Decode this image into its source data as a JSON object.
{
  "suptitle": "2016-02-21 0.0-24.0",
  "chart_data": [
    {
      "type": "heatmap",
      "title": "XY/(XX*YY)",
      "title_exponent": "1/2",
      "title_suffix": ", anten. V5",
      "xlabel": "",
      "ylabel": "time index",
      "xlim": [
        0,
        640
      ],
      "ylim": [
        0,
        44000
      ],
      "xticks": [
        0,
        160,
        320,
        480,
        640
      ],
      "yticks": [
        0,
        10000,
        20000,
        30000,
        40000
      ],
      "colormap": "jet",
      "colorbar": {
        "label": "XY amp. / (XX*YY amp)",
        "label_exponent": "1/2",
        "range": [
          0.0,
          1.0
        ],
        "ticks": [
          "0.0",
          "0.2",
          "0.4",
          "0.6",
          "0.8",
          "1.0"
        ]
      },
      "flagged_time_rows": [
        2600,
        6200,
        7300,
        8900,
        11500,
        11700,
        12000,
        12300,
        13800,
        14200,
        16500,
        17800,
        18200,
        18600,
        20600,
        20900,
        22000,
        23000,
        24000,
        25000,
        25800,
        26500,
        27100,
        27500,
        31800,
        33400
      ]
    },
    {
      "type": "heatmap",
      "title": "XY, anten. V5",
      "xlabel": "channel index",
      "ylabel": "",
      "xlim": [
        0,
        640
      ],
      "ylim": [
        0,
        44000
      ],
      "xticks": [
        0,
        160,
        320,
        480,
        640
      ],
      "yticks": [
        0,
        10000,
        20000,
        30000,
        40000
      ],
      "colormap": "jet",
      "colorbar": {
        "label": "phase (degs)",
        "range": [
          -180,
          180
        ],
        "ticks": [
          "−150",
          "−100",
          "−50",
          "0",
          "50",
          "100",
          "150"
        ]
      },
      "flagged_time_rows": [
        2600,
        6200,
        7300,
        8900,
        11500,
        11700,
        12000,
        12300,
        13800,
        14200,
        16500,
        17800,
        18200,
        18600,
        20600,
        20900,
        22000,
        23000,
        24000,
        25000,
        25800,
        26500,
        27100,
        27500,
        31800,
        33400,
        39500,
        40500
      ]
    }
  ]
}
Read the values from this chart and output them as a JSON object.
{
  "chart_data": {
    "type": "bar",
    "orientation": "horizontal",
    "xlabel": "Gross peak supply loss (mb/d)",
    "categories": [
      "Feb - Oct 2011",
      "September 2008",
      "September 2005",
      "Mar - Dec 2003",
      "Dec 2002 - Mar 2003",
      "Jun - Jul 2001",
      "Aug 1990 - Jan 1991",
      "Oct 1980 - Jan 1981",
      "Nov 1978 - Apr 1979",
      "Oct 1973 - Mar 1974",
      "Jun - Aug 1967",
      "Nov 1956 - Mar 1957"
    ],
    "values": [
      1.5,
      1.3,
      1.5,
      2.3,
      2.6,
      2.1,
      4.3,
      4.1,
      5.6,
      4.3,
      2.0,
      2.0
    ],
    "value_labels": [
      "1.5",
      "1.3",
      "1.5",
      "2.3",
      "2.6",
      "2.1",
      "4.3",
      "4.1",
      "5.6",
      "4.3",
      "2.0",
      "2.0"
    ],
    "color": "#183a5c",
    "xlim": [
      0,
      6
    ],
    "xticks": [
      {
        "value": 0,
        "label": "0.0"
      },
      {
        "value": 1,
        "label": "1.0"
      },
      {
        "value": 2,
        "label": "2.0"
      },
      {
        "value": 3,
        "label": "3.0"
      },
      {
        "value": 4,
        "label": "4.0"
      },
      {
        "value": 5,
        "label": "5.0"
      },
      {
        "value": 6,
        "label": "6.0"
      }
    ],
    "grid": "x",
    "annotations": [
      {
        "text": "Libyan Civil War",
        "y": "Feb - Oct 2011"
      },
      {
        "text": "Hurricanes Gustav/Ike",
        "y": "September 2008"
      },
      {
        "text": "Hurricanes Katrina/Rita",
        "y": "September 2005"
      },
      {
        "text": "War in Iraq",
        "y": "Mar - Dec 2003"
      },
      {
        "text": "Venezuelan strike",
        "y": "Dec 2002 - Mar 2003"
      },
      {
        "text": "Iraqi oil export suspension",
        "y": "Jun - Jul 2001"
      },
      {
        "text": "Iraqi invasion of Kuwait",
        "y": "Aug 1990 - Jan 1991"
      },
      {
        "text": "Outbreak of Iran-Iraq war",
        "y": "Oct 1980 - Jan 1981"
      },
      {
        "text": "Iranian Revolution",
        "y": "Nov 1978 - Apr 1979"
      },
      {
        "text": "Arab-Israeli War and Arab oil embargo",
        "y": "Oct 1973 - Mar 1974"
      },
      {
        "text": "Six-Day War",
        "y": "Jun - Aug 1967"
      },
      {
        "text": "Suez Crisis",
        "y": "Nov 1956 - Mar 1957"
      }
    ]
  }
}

:::::

Above are the entries; count how many of their lines contain the word "this" and give only that number.

2